## EXERCISE DIRECTIONS
Give nothing except the number of lines containing the word "Daveren".
— Start EXERCISE MATERIALS —
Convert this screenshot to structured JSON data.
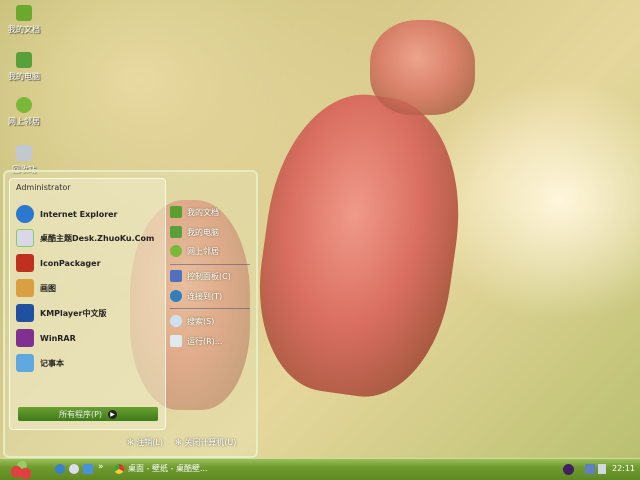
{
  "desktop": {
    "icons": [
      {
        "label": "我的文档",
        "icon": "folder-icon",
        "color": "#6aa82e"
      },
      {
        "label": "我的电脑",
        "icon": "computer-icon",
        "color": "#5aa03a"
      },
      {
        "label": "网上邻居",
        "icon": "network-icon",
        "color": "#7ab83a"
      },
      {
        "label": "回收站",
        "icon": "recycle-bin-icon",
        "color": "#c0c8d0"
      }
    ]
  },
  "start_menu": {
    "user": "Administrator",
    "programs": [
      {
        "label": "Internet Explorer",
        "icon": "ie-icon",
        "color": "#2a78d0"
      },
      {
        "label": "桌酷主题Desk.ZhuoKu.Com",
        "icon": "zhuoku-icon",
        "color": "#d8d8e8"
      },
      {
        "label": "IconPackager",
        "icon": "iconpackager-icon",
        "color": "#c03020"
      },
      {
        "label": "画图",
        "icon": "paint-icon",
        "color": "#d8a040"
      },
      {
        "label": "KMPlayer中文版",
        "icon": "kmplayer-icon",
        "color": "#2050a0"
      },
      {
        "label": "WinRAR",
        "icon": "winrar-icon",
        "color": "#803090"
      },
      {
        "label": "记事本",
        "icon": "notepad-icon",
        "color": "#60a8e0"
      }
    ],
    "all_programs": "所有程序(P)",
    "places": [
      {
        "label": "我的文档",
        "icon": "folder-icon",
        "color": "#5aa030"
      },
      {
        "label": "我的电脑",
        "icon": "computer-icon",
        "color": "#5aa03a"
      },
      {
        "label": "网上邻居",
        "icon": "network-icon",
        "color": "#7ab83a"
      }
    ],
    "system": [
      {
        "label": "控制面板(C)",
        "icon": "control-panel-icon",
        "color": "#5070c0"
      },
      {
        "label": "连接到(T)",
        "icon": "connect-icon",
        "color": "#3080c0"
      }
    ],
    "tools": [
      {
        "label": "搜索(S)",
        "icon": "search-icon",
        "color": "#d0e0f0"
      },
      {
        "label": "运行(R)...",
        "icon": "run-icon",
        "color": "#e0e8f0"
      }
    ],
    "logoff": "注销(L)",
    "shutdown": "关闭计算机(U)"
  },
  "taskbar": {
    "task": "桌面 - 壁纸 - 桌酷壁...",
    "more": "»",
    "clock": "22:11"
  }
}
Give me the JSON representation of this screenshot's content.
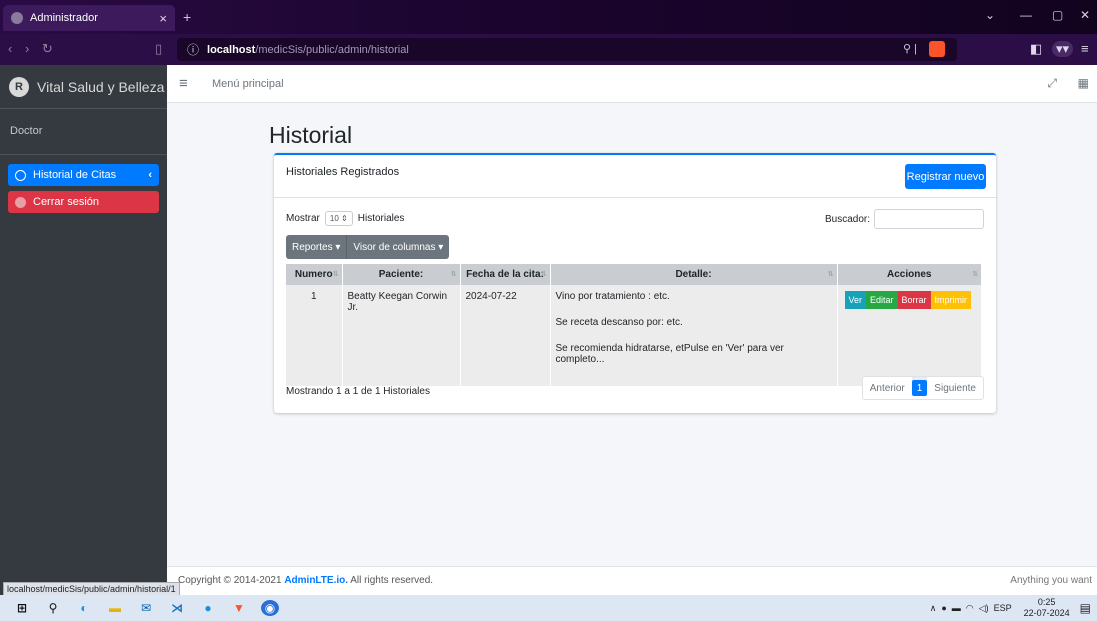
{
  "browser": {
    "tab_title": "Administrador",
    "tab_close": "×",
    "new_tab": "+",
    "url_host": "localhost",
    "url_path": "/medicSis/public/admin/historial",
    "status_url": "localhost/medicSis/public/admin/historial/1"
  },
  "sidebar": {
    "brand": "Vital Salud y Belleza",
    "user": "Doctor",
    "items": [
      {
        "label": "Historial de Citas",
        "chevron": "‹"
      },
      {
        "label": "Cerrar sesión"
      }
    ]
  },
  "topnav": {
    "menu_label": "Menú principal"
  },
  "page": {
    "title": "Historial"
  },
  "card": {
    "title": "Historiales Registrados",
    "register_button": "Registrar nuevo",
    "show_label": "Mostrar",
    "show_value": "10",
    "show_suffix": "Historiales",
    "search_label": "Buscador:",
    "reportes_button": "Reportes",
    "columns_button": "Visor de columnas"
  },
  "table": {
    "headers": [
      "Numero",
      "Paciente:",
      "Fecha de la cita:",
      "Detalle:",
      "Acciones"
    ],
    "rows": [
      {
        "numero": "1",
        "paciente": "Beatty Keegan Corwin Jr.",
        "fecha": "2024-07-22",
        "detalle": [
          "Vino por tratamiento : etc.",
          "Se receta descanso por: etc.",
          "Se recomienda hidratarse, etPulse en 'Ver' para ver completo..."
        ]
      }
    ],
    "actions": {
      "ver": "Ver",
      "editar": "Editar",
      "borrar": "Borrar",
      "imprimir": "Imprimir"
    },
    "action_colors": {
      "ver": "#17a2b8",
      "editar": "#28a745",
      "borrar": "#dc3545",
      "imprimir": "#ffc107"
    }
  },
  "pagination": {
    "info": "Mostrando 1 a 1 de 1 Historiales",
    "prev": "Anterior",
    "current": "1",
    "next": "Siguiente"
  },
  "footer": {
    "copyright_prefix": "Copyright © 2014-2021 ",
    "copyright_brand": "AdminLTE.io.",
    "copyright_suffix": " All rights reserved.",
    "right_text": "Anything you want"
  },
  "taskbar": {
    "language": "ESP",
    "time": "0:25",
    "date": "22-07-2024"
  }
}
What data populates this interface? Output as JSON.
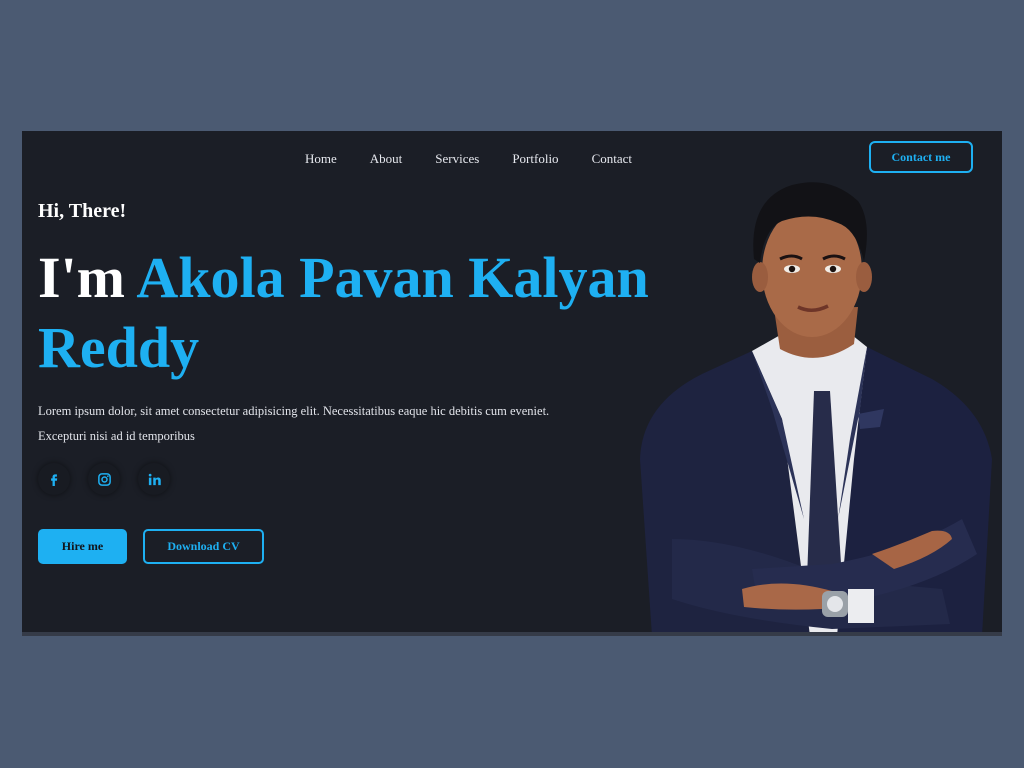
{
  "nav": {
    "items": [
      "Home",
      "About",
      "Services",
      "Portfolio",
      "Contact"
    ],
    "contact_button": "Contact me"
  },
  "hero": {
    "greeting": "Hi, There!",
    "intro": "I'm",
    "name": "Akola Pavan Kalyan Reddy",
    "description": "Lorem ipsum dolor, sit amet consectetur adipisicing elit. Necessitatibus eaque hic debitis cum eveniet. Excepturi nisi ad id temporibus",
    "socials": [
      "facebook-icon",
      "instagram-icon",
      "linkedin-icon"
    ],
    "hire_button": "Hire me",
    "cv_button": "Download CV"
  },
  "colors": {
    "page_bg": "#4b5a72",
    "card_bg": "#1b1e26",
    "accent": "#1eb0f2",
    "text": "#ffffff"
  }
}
— End EXERCISE MATERIALS —
— Start EXERCISE MATERIALS —
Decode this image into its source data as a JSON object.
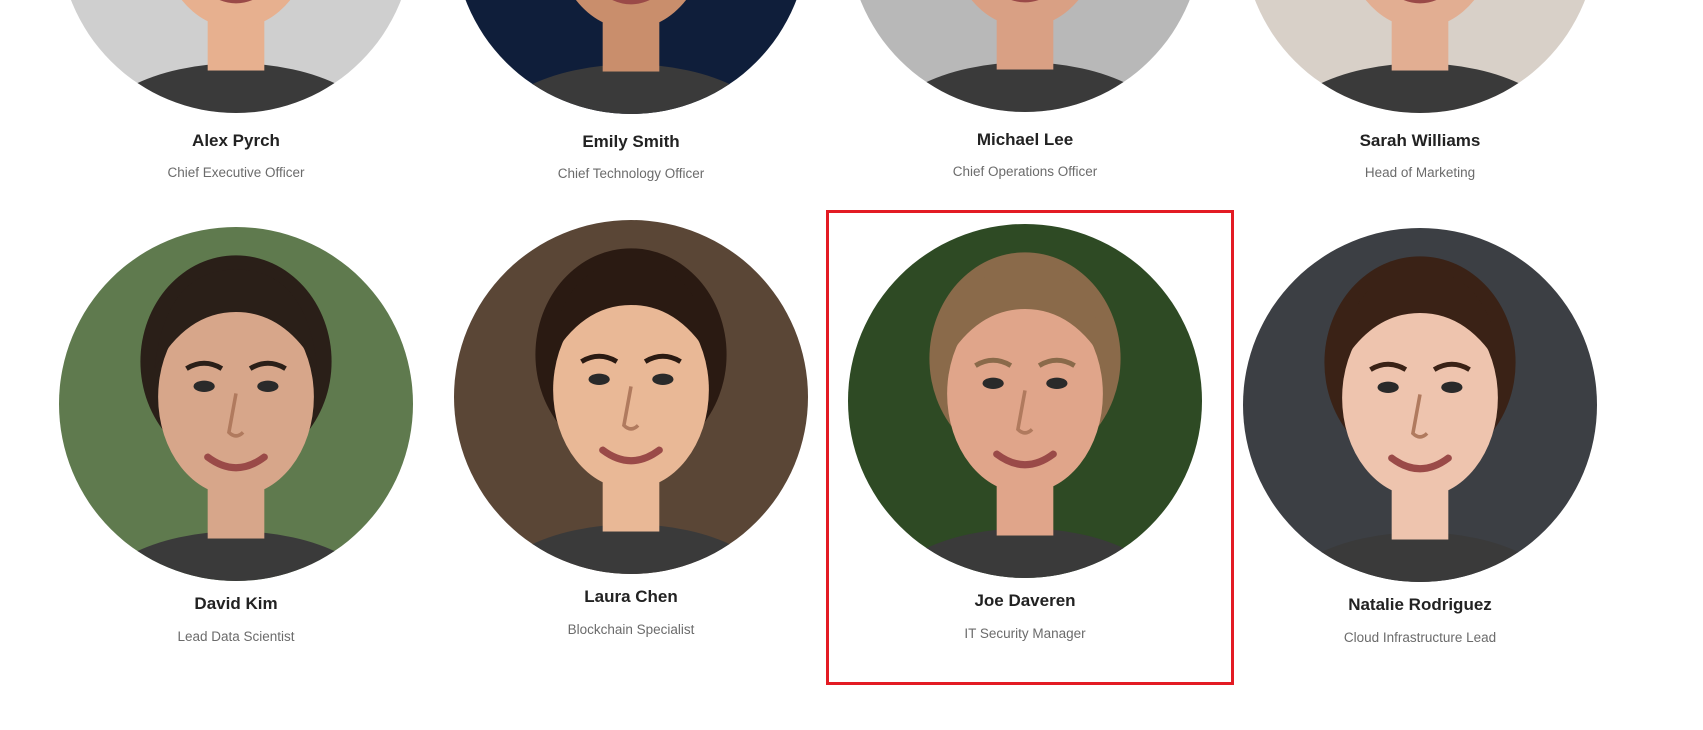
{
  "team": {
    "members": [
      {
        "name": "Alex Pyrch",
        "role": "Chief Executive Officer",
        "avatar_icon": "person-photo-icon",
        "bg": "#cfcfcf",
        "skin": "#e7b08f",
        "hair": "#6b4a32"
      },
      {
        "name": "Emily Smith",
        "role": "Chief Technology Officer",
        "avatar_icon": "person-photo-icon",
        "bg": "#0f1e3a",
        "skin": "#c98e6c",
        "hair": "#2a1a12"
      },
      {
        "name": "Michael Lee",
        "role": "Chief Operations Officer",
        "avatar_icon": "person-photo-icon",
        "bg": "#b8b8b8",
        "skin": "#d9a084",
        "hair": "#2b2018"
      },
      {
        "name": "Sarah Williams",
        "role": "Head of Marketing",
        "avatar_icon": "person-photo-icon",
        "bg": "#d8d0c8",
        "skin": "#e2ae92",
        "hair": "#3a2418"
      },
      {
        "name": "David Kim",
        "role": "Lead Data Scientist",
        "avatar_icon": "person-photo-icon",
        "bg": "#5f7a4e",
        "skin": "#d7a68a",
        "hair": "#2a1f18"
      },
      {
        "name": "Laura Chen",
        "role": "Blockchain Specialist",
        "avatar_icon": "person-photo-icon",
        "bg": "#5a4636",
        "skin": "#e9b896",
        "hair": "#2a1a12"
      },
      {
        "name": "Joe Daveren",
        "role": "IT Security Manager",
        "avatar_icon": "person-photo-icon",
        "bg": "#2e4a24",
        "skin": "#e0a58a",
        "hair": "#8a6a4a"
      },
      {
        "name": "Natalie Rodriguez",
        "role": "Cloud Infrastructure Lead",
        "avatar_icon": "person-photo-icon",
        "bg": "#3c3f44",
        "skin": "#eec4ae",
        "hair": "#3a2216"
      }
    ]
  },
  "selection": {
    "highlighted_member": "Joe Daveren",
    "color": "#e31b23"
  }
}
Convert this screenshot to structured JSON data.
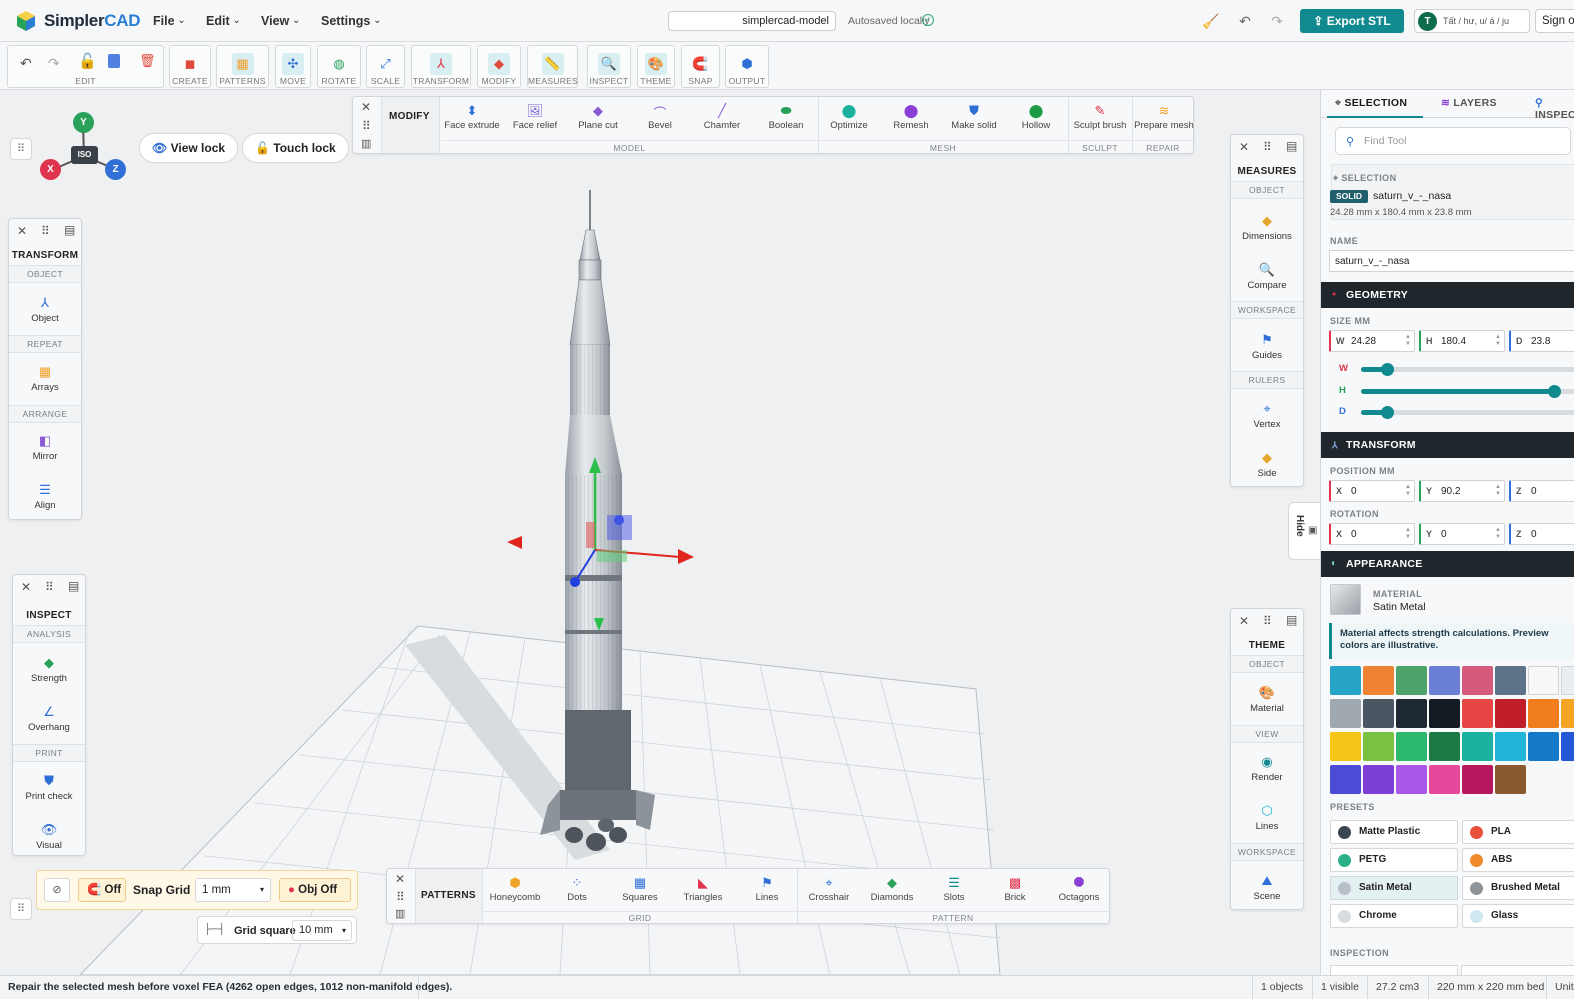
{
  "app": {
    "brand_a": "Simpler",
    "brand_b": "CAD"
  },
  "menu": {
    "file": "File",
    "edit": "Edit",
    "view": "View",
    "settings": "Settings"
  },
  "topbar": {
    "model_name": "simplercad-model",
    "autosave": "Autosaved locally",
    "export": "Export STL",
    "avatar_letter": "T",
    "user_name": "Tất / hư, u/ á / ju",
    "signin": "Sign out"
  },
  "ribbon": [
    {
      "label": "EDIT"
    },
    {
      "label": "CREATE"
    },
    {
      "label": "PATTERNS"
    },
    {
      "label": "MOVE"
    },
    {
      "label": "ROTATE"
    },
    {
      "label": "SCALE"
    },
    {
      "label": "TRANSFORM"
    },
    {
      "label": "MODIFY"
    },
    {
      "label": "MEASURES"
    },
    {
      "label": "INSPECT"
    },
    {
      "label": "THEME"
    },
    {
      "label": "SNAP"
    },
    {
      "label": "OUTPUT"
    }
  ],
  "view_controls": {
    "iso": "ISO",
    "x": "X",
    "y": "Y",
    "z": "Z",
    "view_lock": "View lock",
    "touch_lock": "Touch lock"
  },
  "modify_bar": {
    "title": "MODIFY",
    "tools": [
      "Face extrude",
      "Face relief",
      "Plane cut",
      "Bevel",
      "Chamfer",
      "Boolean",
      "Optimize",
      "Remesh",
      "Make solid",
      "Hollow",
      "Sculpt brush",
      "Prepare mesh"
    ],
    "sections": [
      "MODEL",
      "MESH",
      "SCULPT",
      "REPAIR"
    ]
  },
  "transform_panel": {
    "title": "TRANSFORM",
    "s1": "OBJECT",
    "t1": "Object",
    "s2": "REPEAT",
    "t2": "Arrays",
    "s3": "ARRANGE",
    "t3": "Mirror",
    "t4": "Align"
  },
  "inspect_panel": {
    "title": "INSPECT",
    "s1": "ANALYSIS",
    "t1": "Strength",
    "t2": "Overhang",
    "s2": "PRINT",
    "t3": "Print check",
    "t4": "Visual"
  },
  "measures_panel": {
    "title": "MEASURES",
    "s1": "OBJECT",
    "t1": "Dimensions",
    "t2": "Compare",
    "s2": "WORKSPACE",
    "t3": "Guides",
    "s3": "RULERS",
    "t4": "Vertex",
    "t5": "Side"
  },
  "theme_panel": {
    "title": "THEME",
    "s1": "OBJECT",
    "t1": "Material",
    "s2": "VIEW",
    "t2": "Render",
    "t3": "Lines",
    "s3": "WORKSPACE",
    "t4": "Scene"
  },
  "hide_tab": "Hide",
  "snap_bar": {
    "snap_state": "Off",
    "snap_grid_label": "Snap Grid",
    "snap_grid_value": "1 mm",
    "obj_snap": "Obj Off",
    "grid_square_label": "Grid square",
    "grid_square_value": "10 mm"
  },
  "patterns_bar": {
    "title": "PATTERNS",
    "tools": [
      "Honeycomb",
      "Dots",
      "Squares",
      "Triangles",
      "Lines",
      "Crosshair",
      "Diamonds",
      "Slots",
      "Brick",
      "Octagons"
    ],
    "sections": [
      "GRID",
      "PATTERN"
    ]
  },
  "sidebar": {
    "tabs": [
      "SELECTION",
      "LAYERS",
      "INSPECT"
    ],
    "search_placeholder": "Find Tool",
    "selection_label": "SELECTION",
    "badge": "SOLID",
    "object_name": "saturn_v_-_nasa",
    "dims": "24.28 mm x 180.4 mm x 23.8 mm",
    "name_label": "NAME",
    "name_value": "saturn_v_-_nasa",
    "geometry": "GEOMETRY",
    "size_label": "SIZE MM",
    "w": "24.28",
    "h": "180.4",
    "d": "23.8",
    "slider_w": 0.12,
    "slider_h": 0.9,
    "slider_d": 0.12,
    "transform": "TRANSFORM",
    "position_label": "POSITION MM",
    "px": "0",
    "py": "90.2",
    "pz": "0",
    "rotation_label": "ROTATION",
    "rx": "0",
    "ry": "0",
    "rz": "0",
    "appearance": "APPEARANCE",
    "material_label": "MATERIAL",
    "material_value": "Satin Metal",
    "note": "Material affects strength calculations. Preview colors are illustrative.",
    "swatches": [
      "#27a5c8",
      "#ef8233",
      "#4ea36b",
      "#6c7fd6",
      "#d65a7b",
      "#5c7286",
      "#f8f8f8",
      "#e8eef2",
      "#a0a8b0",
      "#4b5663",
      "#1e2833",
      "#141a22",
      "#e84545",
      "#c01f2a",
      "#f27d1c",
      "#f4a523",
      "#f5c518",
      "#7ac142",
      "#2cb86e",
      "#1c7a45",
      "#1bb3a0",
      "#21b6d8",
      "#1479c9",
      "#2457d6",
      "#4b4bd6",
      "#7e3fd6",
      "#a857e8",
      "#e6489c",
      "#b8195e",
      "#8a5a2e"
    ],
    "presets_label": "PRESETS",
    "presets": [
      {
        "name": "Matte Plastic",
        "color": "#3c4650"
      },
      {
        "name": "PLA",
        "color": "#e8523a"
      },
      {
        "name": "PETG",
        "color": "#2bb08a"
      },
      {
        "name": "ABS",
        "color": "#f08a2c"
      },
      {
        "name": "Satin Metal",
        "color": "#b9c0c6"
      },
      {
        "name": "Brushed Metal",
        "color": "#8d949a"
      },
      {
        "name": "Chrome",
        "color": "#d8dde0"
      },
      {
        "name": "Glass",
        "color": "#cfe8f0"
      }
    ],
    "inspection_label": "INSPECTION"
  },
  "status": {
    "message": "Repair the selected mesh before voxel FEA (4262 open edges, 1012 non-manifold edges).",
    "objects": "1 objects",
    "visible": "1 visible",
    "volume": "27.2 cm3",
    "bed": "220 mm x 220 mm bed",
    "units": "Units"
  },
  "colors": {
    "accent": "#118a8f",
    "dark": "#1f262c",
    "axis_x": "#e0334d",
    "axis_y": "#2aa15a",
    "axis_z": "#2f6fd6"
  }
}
— End EXERCISE MATERIALS —
## SOLUTION FOR THIS PROBLEM
2